--- start Material for this exercise ---

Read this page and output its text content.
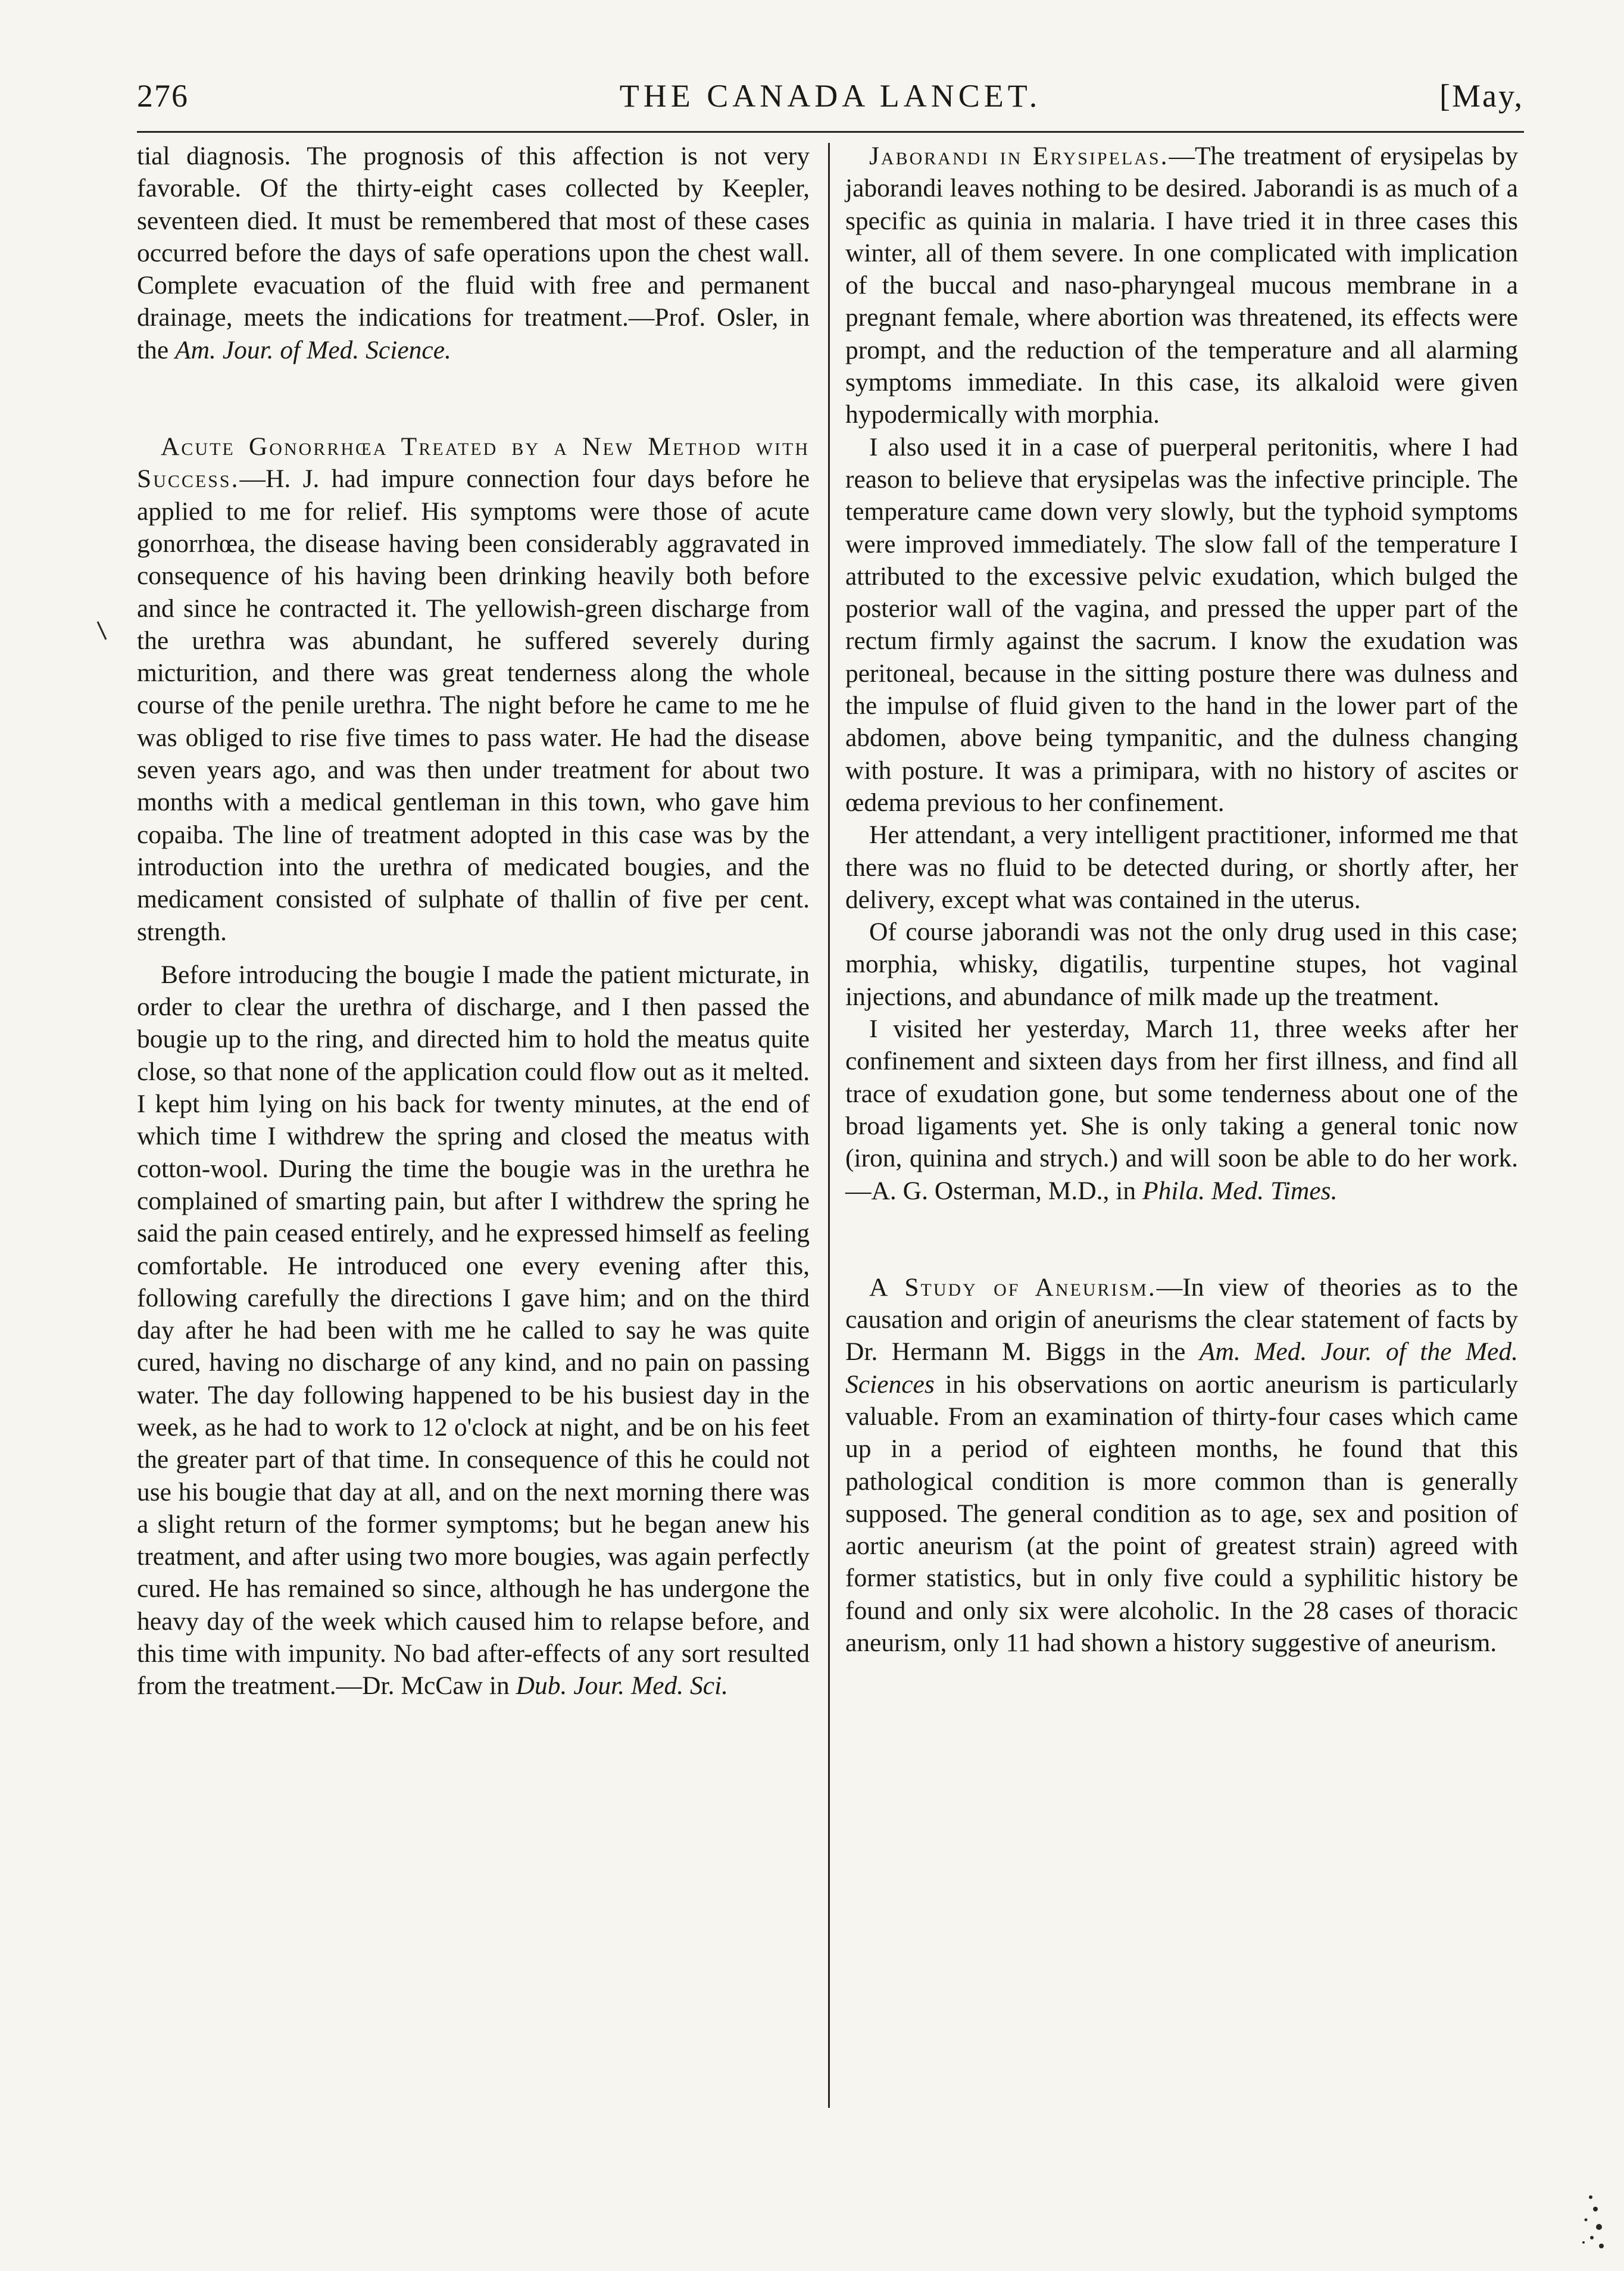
276	THE CANADA LANCET.	[May,

tial diagnosis. The prognosis of this affection is not very favorable. Of the thirty-eight cases collected by Keepler, seventeen died. It must be remembered that most of these cases occurred before the days of safe operations upon the chest wall. Complete evacuation of the fluid with free and permanent drainage, meets the indications for treatment.—Prof. Osler, in the Am. Jour. of Med. Science.

Acute Gonorrhœa Treated by a New Method with Success.—H. J. had impure connection four days before he applied to me for relief. His symptoms were those of acute gonorrhœa, the disease having been considerably aggravated in consequence of his having been drinking heavily both before and since he contracted it. The yellowish-green discharge from the urethra was abundant, he suffered severely during micturition, and there was great tenderness along the whole course of the penile urethra. The night before he came to me he was obliged to rise five times to pass water. He had the disease seven years ago, and was then under treatment for about two months with a medical gentleman in this town, who gave him copaiba. The line of treatment adopted in this case was by the introduction into the urethra of medicated bougies, and the medicament consisted of sulphate of thallin of five per cent. strength.

Before introducing the bougie I made the patient micturate, in order to clear the urethra of discharge, and I then passed the bougie up to the ring, and directed him to hold the meatus quite close, so that none of the application could flow out as it melted. I kept him lying on his back for twenty minutes, at the end of which time I withdrew the spring and closed the meatus with cotton-wool. During the time the bougie was in the urethra he complained of smarting pain, but after I withdrew the spring he said the pain ceased entirely, and he expressed himself as feeling comfortable. He introduced one every evening after this, following carefully the directions I gave him; and on the third day after he had been with me he called to say he was quite cured, having no discharge of any kind, and no pain on passing water. The day following happened to be his busiest day in the week, as he had to work to 12 o'clock at night, and be on his feet the greater part of that time. In consequence of this he could not use his bougie that day at all, and on the next morning there was a slight return of the former symptoms; but he began anew his treatment, and after using two more bougies, was again perfectly cured. He has remained so since, although he has undergone the heavy day of the week which caused him to relapse before, and this time with impunity. No bad after-effects of any sort resulted from the treatment.—Dr. McCaw in Dub. Jour. Med. Sci.

Jaborandi in Erysipelas.—The treatment of erysipelas by jaborandi leaves nothing to be desired. Jaborandi is as much of a specific as quinia in malaria. I have tried it in three cases this winter, all of them severe. In one complicated with implication of the buccal and naso-pharyngeal mucous membrane in a pregnant female, where abortion was threatened, its effects were prompt, and the reduction of the temperature and all alarming symptoms immediate. In this case, its alkaloid were given hypodermically with morphia.

I also used it in a case of puerperal peritonitis, where I had reason to believe that erysipelas was the infective principle. The temperature came down very slowly, but the typhoid symptoms were improved immediately. The slow fall of the temperature I attributed to the excessive pelvic exudation, which bulged the posterior wall of the vagina, and pressed the upper part of the rectum firmly against the sacrum. I know the exudation was peritoneal, because in the sitting posture there was dulness and the impulse of fluid given to the hand in the lower part of the abdomen, above being tympanitic, and the dulness changing with posture. It was a primipara, with no history of ascites or œdema previous to her confinement.

Her attendant, a very intelligent practitioner, informed me that there was no fluid to be detected during, or shortly after, her delivery, except what was contained in the uterus.

Of course jaborandi was not the only drug used in this case; morphia, whisky, digatilis, turpentine stupes, hot vaginal injections, and abundance of milk made up the treatment.

I visited her yesterday, March 11, three weeks after her confinement and sixteen days from her first illness, and find all trace of exudation gone, but some tenderness about one of the broad ligaments yet. She is only taking a general tonic now (iron, quinina and strych.) and will soon be able to do her work.—A. G. Osterman, M.D., in Phila. Med. Times.

A Study of Aneurism.—In view of theories as to the causation and origin of aneurisms the clear statement of facts by Dr. Hermann M. Biggs in the Am. Med. Jour. of the Med. Sciences in his observations on aortic aneurism is particularly valuable. From an examination of thirty-four cases which came up in a period of eighteen months, he found that this pathological condition is more common than is generally supposed. The general condition as to age, sex and position of aortic aneurism (at the point of greatest strain) agreed with former statistics, but in only five could a syphilitic history be found and only six were alcoholic. In the 28 cases of thoracic aneurism, only 11 had shown a history suggestive of aneurism.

--- end Material for this exercise ---

Do this
Show the lines of the records that contain the word "jaborandi".

Response below
Jaborandi in Erysipelas.—The treatment of erysipelas by jaborandi leaves nothing to be desired. Jaborandi is as much of a specific as quinia in malaria. I have tried it in three cases this winter, all of them severe. In one complicated with implication of the buccal and naso-pharyngeal mucous membrane in a pregnant female, where abortion was threatened, its effects were prompt, and the reduction of the temperature and all alarming symptoms immediate. In this case, its alkaloid were given hypodermically with morphia.
Of course jaborandi was not the only drug used in this case; morphia, whisky, digatilis, turpentine stupes, hot vaginal injections, and abundance of milk made up the treatment.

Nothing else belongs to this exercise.